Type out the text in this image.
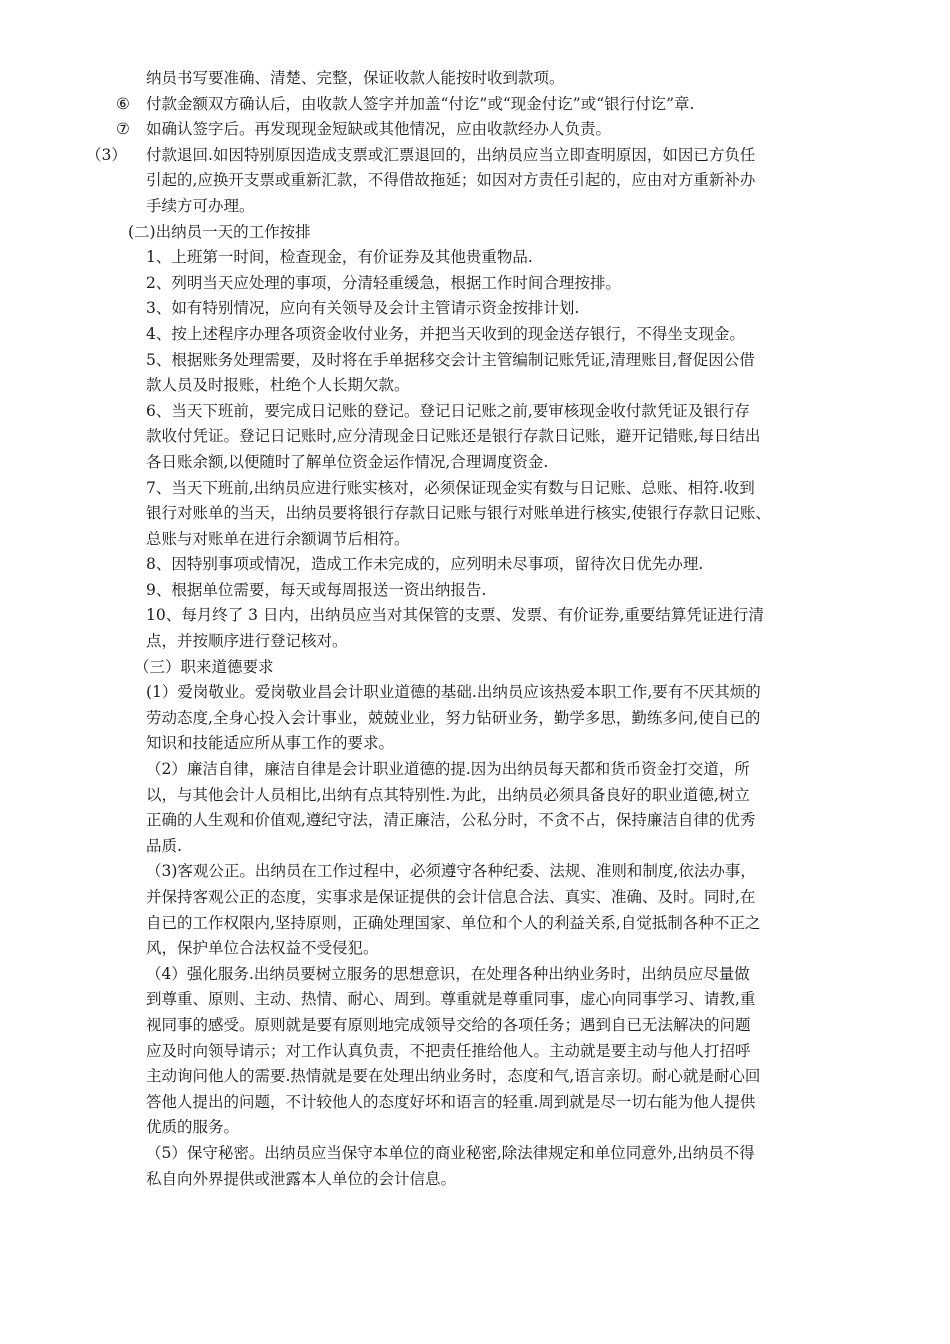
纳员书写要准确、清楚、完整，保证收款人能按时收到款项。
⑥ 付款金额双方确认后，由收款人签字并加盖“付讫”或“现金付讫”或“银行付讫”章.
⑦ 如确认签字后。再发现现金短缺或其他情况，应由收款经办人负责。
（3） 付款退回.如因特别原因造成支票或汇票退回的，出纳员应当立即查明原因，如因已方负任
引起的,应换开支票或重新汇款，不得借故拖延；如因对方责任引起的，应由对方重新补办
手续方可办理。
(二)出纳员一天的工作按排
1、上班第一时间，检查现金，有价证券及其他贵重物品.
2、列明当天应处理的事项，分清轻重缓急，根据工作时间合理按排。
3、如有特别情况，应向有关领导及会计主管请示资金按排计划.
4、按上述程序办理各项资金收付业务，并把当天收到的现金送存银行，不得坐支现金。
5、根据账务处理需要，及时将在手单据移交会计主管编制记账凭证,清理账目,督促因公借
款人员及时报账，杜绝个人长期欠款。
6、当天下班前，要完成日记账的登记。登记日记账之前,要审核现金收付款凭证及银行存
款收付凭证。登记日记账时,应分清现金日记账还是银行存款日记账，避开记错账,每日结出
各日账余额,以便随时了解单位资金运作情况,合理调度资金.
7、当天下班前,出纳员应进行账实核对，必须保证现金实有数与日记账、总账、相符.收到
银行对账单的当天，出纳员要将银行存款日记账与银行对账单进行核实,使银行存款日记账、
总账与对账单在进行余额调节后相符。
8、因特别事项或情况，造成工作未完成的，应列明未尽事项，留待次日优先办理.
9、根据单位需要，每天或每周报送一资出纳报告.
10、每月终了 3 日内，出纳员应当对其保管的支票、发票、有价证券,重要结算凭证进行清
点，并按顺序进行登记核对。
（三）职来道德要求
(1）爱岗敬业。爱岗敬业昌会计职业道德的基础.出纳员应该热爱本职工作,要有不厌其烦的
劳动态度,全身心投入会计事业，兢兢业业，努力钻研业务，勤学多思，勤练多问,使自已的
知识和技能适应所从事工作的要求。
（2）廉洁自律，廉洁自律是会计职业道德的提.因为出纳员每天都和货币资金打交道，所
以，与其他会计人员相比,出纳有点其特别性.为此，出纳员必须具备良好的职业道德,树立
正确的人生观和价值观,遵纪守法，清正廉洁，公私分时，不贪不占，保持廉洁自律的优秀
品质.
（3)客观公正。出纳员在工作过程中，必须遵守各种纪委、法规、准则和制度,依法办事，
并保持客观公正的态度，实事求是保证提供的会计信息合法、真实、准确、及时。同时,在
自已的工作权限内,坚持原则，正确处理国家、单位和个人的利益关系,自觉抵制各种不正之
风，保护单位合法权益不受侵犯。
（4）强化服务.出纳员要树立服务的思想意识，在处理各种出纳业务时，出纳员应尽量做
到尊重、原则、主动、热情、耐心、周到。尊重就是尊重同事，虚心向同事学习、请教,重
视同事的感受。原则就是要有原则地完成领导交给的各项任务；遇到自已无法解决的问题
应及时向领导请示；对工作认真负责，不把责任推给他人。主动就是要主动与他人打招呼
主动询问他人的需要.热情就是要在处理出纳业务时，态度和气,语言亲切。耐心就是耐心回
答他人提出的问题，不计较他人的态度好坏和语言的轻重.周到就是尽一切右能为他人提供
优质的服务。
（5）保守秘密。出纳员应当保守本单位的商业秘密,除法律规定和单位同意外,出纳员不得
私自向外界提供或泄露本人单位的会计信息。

——

Goal
Reproduce all the entries that precede this task, word for word, minus any pictures.

The solution
Type out the text in this image.
纳员书写要准确、清楚、完整，保证收款人能按时收到款项。
⑥ 付款金额双方确认后，由收款人签字并加盖“付讫”或“现金付讫”或“银行付讫”章.
⑦ 如确认签字后。再发现现金短缺或其他情况，应由收款经办人负责。
（3） 付款退回.如因特别原因造成支票或汇票退回的，出纳员应当立即查明原因，如因已方负任
引起的,应换开支票或重新汇款，不得借故拖延；如因对方责任引起的，应由对方重新补办
手续方可办理。
(二)出纳员一天的工作按排
1、上班第一时间，检查现金，有价证券及其他贵重物品.
2、列明当天应处理的事项，分清轻重缓急，根据工作时间合理按排。
3、如有特别情况，应向有关领导及会计主管请示资金按排计划.
4、按上述程序办理各项资金收付业务，并把当天收到的现金送存银行，不得坐支现金。
5、根据账务处理需要，及时将在手单据移交会计主管编制记账凭证,清理账目,督促因公借
款人员及时报账，杜绝个人长期欠款。
6、当天下班前，要完成日记账的登记。登记日记账之前,要审核现金收付款凭证及银行存
款收付凭证。登记日记账时,应分清现金日记账还是银行存款日记账，避开记错账,每日结出
各日账余额,以便随时了解单位资金运作情况,合理调度资金.
7、当天下班前,出纳员应进行账实核对，必须保证现金实有数与日记账、总账、相符.收到
银行对账单的当天，出纳员要将银行存款日记账与银行对账单进行核实,使银行存款日记账、
总账与对账单在进行余额调节后相符。
8、因特别事项或情况，造成工作未完成的，应列明未尽事项，留待次日优先办理.
9、根据单位需要，每天或每周报送一资出纳报告.
10、每月终了 3 日内，出纳员应当对其保管的支票、发票、有价证券,重要结算凭证进行清
点，并按顺序进行登记核对。
（三）职来道德要求
(1）爱岗敬业。爱岗敬业昌会计职业道德的基础.出纳员应该热爱本职工作,要有不厌其烦的
劳动态度,全身心投入会计事业，兢兢业业，努力钻研业务，勤学多思，勤练多问,使自已的
知识和技能适应所从事工作的要求。
（2）廉洁自律，廉洁自律是会计职业道德的提.因为出纳员每天都和货币资金打交道，所
以，与其他会计人员相比,出纳有点其特别性.为此，出纳员必须具备良好的职业道德,树立
正确的人生观和价值观,遵纪守法，清正廉洁，公私分时，不贪不占，保持廉洁自律的优秀
品质.
（3)客观公正。出纳员在工作过程中，必须遵守各种纪委、法规、准则和制度,依法办事，
并保持客观公正的态度，实事求是保证提供的会计信息合法、真实、准确、及时。同时,在
自已的工作权限内,坚持原则，正确处理国家、单位和个人的利益关系,自觉抵制各种不正之
风，保护单位合法权益不受侵犯。
（4）强化服务.出纳员要树立服务的思想意识，在处理各种出纳业务时，出纳员应尽量做
到尊重、原则、主动、热情、耐心、周到。尊重就是尊重同事，虚心向同事学习、请教,重
视同事的感受。原则就是要有原则地完成领导交给的各项任务；遇到自已无法解决的问题
应及时向领导请示；对工作认真负责，不把责任推给他人。主动就是要主动与他人打招呼
主动询问他人的需要.热情就是要在处理出纳业务时，态度和气,语言亲切。耐心就是耐心回
答他人提出的问题，不计较他人的态度好坏和语言的轻重.周到就是尽一切右能为他人提供
优质的服务。
（5）保守秘密。出纳员应当保守本单位的商业秘密,除法律规定和单位同意外,出纳员不得
私自向外界提供或泄露本人单位的会计信息。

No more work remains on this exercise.